▶ [Stored dataset items]:

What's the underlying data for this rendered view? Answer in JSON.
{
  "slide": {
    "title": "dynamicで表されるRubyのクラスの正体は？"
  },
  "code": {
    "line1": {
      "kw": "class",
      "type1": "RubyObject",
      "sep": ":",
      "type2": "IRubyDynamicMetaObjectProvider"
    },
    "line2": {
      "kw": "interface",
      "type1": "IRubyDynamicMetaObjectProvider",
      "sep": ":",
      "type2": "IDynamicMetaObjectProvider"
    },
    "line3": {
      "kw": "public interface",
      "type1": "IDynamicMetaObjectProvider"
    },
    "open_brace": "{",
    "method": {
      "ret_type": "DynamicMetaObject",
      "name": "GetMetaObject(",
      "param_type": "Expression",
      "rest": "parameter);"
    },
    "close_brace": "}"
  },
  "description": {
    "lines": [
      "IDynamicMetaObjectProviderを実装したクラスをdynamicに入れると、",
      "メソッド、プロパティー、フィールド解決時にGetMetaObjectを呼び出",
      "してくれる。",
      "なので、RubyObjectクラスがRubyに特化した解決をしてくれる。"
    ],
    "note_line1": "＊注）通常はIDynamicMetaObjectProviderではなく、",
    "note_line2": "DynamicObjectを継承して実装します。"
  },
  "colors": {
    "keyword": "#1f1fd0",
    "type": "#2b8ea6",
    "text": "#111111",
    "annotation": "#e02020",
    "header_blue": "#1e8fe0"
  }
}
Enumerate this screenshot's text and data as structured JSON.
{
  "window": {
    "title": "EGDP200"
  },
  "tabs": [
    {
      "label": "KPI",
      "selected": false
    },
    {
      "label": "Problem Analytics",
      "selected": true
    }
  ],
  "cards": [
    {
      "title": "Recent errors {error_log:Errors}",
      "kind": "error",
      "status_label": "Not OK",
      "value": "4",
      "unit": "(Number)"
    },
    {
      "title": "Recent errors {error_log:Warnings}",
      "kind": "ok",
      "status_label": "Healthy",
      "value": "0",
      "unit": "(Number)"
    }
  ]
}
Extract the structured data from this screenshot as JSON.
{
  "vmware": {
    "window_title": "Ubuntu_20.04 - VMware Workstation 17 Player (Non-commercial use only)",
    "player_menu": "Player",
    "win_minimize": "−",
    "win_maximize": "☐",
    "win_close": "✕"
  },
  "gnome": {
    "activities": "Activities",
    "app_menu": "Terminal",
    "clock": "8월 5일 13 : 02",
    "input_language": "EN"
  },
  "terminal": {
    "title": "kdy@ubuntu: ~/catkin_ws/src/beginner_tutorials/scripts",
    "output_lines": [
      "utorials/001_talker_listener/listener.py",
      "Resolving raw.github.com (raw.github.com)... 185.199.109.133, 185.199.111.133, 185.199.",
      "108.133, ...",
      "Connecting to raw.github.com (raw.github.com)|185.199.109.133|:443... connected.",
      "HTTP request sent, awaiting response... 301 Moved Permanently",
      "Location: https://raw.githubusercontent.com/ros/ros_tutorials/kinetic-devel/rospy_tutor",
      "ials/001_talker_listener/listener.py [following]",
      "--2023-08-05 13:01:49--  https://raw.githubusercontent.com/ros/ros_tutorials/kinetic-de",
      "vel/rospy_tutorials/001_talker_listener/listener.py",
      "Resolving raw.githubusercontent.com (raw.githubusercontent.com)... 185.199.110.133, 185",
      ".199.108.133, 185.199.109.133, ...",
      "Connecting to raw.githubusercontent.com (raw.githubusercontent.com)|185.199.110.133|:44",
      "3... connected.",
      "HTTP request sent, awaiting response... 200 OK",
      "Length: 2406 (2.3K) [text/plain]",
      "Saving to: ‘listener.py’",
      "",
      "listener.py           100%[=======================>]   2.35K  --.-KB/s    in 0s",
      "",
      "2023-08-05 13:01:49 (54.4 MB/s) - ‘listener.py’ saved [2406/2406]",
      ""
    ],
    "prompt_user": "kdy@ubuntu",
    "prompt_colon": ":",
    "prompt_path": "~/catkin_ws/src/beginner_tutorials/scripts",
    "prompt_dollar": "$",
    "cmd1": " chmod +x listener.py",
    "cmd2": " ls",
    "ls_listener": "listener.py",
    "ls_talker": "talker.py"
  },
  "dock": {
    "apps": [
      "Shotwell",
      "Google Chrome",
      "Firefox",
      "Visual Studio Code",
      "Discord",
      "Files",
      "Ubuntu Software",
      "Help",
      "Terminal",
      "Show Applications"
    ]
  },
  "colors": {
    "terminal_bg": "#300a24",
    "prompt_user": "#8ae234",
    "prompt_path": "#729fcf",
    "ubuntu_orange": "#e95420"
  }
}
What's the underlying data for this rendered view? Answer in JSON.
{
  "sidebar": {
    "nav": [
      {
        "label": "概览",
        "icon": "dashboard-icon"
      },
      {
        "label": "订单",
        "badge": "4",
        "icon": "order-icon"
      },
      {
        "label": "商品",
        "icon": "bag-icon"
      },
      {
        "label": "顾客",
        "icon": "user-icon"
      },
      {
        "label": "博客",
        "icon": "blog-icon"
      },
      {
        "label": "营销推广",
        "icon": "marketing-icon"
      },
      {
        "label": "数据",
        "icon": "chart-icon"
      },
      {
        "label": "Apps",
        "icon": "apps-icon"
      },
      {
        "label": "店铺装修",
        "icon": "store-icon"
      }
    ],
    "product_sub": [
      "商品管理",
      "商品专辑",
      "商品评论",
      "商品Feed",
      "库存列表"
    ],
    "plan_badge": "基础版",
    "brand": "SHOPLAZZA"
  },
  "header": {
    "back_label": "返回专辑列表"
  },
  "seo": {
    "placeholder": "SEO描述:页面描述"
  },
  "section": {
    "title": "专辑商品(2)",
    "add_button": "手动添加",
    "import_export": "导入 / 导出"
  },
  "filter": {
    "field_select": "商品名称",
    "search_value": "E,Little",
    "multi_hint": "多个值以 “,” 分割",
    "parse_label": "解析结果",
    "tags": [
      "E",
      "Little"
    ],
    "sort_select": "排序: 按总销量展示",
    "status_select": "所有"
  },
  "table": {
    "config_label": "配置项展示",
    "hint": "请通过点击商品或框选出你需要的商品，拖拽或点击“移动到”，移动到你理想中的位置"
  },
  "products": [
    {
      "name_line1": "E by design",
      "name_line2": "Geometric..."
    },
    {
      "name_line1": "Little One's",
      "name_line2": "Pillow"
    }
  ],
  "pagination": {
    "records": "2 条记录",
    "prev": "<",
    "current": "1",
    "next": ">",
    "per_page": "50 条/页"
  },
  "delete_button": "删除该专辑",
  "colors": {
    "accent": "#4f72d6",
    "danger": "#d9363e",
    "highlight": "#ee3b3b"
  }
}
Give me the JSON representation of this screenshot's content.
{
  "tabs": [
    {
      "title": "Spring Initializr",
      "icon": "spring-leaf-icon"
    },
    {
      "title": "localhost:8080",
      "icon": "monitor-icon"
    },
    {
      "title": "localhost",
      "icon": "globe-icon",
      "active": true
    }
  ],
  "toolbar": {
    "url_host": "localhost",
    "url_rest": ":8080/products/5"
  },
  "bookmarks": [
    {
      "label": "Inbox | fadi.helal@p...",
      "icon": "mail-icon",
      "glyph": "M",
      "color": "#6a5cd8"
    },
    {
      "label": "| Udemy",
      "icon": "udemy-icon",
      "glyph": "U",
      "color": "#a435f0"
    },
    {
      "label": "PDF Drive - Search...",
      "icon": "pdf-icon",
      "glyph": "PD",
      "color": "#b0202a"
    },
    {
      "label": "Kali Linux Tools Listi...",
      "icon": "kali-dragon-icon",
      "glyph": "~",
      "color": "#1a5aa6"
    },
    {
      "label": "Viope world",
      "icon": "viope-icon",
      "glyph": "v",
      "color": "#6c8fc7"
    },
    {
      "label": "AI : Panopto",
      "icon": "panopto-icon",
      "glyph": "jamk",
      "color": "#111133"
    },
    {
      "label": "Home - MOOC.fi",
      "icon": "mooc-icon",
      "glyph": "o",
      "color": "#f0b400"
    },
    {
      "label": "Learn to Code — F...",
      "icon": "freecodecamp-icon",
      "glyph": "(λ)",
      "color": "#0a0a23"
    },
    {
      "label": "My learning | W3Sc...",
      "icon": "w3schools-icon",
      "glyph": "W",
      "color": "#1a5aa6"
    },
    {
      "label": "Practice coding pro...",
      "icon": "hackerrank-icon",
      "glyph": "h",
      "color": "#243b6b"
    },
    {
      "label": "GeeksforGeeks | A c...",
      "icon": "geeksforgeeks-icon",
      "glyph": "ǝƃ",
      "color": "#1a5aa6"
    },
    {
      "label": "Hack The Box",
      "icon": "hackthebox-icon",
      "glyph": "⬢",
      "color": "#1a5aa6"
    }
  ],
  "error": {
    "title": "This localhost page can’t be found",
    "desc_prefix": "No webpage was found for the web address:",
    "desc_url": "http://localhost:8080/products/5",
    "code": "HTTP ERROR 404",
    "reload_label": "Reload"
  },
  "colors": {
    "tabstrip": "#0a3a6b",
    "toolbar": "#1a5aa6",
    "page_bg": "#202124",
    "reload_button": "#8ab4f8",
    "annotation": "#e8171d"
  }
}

▶ [Set task]:
Copy out each line of the listing that holds "screenshot".

▶ [Exercise result]:
Enumerate this screenshot's text and data as structured JSON.
Extract the structured data from this screenshot as JSON.
Give me the JSON representation of this screenshot's content.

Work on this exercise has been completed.